◆ Document passage ◆
Content starts
0.0
No release in over 3 years
A Vagrant provider plugin that allows you to manage catlets using Eryph's compute API
2005
2006
2007
2008
2009
2010
2011
2012
2013
2014
2015
2016
2017
2018
2019
2020
2021
2022
2023
2024
2025
 Dependencies

Development

~> 2.0
~> 13.0
~> 3.0

Runtime

 Project Readme

vagrant eryph Provider

This is a vagrant provider plugin for eryph that allows you to manage virtual machines as catlets, which are VMs built from specification files (catlets are pure declarative VM configurations).

Eryph brings cloud-native features to local/on-premises development environments, such as storage management, virtual networks, and secure remote access. It is built on top of Hyper-V, but hides most of it.

Why choose the eryph provider?

  • Standard VMs work instantly - Use any gene/template from eryph's genepool (https://genepool.eryph.io), Vagrant configuration is automatically injected via cloud-init.
  • Project isolation with SDN - Full software-defined networking with isolated projects, virtual networks, and proper routing
  • API-based remote access - Develop from anywhere: WSL, Linux, macOS clients can all connect to Windows eryph hosts
  • Non-admin access - Unlike Hyper-V provider, you don't need local admin rights

What Cloud-Native Features You Get:

  • Storage management - Automatic creation/removal of disks and VM files
  • Software-Defined Networking - Create complex network topologies per project, not just basic VM networking
  • Multi-platform development - Windows eryph hosts serve WSL/Linux/macOS developers via REST API
  • Team collaboration - Share infrastructure with project-based access control and resource limits
  • Hyper-V compatibility - Familiar vagrant settings (cpus, memory, etc.) just work
  • Template inheritance - Use eryph genes system to merge configuration instead of building it into each vagrantfile.

Requirements

  • Vagrant 2.0 or later
  • Ruby >= 3.1.0
  • eryph - either:

See the eryph documentation for installation and setup instructions.

Installation

Install the plugin using Vagrant's plugin system:

vagrant plugin install vagrant-eryph

Or install from a local gem file:

vagrant plugin install ./vagrant-eryph-*.gem

Usage

Basic Linux Example

Vagrant.configure("2") do |config|
  config.vm.provider :eryph do |eryph|
    eryph.parent = "dbosoft/ubuntu-22.04"
  end
end

Run with:

vagrant up --provider=eryph

Windows Example

Vagrant.configure("2") do |config|
  config.vm.provider :eryph do |eryph|
    eryph.parent = "dbosoft/winsrv2022-standard"
    eryph.enable_winrm = true
    eryph.vagrant_password = "SecureP@ss123"
    eryph.cpus = 4
    eryph.memory = 4096
  end

  # Configure Windows communication
  # eryph requires https by default
  config.vm.communicator = "winrm"
  config.winrm.username = "vagrant"
  config.winrm.password = "SecureP@ss123"
  config.winrm.port = 5986
  config.winrm.transport = :ssl
  config.winrm.ssl_peer_verification = false
  config.winrm.basic_auth_only = true
  config.vm.guest = :windows
end

Run with:

vagrant up --provider=eryph

Advanced Configuration Example

Combining individual helpers with direct configuration and complex setups. The individual property helpers are intentionally compatible with most used Hyper-V provider settings for easy migration:

Vagrant.configure("2") do |config|
  config.vm.provider :eryph do |eryph|
    eryph.project = "development"
Content ends
(Records from a collection)
Content starts
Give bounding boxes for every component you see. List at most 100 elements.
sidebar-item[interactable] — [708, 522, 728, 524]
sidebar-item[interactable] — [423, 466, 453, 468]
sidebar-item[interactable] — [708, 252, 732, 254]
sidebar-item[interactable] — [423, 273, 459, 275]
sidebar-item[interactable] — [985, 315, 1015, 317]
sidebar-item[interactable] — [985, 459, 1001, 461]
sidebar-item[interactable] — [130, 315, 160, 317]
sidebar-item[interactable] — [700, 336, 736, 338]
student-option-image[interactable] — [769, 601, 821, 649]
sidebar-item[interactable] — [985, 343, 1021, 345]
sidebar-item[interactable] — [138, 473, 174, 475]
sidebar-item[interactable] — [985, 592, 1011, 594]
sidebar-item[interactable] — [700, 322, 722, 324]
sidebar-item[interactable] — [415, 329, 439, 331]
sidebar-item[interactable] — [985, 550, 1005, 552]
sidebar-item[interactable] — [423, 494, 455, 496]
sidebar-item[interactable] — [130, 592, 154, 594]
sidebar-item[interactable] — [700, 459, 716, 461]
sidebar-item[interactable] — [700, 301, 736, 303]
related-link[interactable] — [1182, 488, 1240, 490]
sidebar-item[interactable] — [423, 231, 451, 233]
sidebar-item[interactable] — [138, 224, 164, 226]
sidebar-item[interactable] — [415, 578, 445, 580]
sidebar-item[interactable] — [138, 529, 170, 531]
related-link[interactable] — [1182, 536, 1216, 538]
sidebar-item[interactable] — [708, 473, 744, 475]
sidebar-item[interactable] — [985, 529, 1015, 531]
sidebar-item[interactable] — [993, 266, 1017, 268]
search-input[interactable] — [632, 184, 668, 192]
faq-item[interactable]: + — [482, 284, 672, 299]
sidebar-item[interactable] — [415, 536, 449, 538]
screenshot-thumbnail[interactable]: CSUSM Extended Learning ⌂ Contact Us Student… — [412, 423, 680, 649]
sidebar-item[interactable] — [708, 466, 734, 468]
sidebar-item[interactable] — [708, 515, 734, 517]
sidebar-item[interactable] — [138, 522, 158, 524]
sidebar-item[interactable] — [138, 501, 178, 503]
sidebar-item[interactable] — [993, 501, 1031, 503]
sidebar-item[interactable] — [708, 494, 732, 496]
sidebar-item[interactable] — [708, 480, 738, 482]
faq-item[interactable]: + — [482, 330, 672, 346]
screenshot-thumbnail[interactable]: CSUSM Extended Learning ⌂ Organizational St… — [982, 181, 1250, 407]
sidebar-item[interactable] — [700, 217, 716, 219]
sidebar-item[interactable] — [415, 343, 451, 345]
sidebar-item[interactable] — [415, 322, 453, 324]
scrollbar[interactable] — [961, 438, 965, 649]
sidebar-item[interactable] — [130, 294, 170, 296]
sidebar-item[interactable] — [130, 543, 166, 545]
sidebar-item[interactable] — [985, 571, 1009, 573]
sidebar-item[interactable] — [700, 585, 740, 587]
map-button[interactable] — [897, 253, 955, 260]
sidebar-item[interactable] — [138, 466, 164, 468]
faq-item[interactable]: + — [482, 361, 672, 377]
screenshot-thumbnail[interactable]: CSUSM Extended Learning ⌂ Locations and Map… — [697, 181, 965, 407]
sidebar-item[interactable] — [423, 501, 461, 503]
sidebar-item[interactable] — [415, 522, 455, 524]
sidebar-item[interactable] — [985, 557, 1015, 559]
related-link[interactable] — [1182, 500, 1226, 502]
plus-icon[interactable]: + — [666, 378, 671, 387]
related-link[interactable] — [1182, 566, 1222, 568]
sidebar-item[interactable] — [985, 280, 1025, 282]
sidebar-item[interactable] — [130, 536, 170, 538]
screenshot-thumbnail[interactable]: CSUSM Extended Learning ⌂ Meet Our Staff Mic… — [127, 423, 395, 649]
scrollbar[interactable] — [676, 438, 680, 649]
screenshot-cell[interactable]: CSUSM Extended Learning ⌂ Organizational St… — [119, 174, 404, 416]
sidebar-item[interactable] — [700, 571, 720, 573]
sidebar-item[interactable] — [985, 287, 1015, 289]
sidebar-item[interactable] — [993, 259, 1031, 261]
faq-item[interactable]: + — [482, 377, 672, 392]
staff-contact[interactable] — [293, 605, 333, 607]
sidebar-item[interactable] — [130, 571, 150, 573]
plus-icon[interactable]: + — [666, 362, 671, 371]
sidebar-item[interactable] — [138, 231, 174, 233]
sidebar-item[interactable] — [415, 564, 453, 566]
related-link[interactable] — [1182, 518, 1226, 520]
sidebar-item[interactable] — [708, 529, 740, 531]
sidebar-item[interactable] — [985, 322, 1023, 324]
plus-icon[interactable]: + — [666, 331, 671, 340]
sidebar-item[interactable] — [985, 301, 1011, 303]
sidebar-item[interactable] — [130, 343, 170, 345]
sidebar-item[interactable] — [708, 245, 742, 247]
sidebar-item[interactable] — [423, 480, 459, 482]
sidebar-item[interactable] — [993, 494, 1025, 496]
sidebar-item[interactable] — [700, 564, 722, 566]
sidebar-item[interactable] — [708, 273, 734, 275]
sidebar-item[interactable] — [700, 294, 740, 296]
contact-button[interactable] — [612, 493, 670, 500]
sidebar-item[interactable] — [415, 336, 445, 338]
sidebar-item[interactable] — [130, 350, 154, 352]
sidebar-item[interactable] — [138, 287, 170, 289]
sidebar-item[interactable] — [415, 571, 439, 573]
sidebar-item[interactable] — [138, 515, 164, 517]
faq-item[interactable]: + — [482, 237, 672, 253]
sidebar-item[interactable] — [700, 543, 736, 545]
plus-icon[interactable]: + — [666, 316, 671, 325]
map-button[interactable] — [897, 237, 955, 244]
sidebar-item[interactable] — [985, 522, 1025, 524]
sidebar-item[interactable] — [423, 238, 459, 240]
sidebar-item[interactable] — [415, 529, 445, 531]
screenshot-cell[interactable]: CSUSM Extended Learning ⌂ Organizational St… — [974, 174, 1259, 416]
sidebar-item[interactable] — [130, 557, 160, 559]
Content ends
◆ Exercise tasks ◆
1: Answer these questions about the vagrant eryph readme text:
(a) What minimum Ruby version does it list as a requirement?
(b) Which WinRM port is set in its Windows example?
(c) What platform is eryph built on top of?
2: Please summarize the vagrant eryph readme text in two sentences.
3: Extend the vagrant eryph readme text, starting right after its final line.

◆ Your responses ◆
1:
(a) Ruby 3.1.0 or later (Ruby >= 3.1.0).
(b) Port 5986.
(c) Hyper-V.

2: The vagrant-eryph plugin is a Vagrant provider for eryph, which is built on Hyper-V, and it manages virtual machines as catlets, which are VMs built from specification files. It offers project isolation with software-defined networking, API-based remote access, non-admin access and automatic storage management, and it requires Vagrant 2.0 or later and Ruby 3.1.0 or later.

3:
    # Option 1: Use individual property helpers (mapped to catlet hash)
    eryph.parent = "dbosoft/ubuntu-22.04"
    eryph.cpus = 4
    eryph.memory = 4096
    eryph.maxmemory = 8192  # Enables dynamic memory
    eryph.enable_virtualization_extensions = true

    # Option 2: Or use direct catlet hash for complex scenarios
    # eryph.catlet = {
    #   parent: "dbosoft/ubuntu-22.04",
    #   cpu: { count: 4 },
    #   memory: { startup: 4096, maximum: 8192 },
    #   capabilities: [
    #     { name: "nested_virtualization" },
    #     { name: "dynamic_memory" }
    #   ]
    # }

    # Add additional drives using helper method
    eryph.add_drive("data", size: 100, type: :vhd)
    eryph.add_drive("logs", size: 50, type: :vhd)

    # Add gene-based fodder for common setup tasks
    eryph.add_fodder_gene("dbosoft", "development-tools",
                          fodder_name: "dev-setup")

    # Add custom cloud-config
    eryph.cloud_config("app-config") do |config|
      config["packages"] = ["nginx", "nodejs", "git"]
      config["runcmd"] = ["systemctl enable nginx"]
    end

    # Set variables for use in fodder
    eryph.set_variable("environment", "development")
    eryph.set_variable("app_version", "latest")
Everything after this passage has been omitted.